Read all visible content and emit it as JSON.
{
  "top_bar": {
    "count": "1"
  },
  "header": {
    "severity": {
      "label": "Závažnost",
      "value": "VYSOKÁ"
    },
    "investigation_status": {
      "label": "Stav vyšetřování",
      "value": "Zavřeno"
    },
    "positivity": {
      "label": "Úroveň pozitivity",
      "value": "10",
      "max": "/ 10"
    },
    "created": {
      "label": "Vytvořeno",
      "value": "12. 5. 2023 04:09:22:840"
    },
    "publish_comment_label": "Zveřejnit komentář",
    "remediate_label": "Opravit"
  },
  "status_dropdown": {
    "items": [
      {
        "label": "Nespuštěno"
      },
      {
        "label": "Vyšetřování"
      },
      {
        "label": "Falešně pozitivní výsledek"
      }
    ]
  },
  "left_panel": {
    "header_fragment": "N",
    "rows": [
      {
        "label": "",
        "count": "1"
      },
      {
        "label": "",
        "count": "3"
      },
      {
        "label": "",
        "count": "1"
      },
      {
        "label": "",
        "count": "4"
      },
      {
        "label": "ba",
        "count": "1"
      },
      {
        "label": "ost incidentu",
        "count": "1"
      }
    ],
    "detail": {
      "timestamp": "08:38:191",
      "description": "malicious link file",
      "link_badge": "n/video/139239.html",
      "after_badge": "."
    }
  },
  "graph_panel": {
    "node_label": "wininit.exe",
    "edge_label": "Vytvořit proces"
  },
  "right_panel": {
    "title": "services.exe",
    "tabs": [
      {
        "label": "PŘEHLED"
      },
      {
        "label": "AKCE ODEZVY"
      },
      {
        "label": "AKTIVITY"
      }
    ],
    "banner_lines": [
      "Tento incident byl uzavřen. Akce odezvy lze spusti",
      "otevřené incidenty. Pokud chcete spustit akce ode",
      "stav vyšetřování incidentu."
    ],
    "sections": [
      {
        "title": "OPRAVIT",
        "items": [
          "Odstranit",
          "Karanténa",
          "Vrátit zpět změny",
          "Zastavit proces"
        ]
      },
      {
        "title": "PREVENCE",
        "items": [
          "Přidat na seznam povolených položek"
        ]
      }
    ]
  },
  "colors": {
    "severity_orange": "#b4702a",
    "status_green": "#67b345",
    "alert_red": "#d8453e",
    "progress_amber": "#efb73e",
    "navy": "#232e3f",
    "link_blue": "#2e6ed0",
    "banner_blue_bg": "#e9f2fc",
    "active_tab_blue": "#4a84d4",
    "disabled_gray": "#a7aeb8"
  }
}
------------
WHAT TO DO: Transcribe every record above exactly as it appears.

FINAL ANSWER:
Read all visible content and emit it as JSON.
{
  "top_bar": {
    "count": "1"
  },
  "header": {
    "severity": {
      "label": "Závažnost",
      "value": "VYSOKÁ"
    },
    "investigation_status": {
      "label": "Stav vyšetřování",
      "value": "Zavřeno"
    },
    "positivity": {
      "label": "Úroveň pozitivity",
      "value": "10",
      "max": "/ 10"
    },
    "created": {
      "label": "Vytvořeno",
      "value": "12. 5. 2023 04:09:22:840"
    },
    "publish_comment_label": "Zveřejnit komentář",
    "remediate_label": "Opravit"
  },
  "status_dropdown": {
    "items": [
      {
        "label": "Nespuštěno"
      },
      {
        "label": "Vyšetřování"
      },
      {
        "label": "Falešně pozitivní výsledek"
      }
    ]
  },
  "left_panel": {
    "header_fragment": "N",
    "rows": [
      {
        "label": "",
        "count": "1"
      },
      {
        "label": "",
        "count": "3"
      },
      {
        "label": "",
        "count": "1"
      },
      {
        "label": "",
        "count": "4"
      },
      {
        "label": "ba",
        "count": "1"
      },
      {
        "label": "ost incidentu",
        "count": "1"
      }
    ],
    "detail": {
      "timestamp": "08:38:191",
      "description": "malicious link file",
      "link_badge": "n/video/139239.html",
      "after_badge": "."
    }
  },
  "graph_panel": {
    "node_label": "wininit.exe",
    "edge_label": "Vytvořit proces"
  },
  "right_panel": {
    "title": "services.exe",
    "tabs": [
      {
        "label": "PŘEHLED"
      },
      {
        "label": "AKCE ODEZVY"
      },
      {
        "label": "AKTIVITY"
      }
    ],
    "banner_lines": [
      "Tento incident byl uzavřen. Akce odezvy lze spusti",
      "otevřené incidenty. Pokud chcete spustit akce ode",
      "stav vyšetřování incidentu."
    ],
    "sections": [
      {
        "title": "OPRAVIT",
        "items": [
          "Odstranit",
          "Karanténa",
          "Vrátit zpět změny",
          "Zastavit proces"
        ]
      },
      {
        "title": "PREVENCE",
        "items": [
          "Přidat na seznam povolených položek"
        ]
      }
    ]
  },
  "colors": {
    "severity_orange": "#b4702a",
    "status_green": "#67b345",
    "alert_red": "#d8453e",
    "progress_amber": "#efb73e",
    "navy": "#232e3f",
    "link_blue": "#2e6ed0",
    "banner_blue_bg": "#e9f2fc",
    "active_tab_blue": "#4a84d4",
    "disabled_gray": "#a7aeb8"
  }
}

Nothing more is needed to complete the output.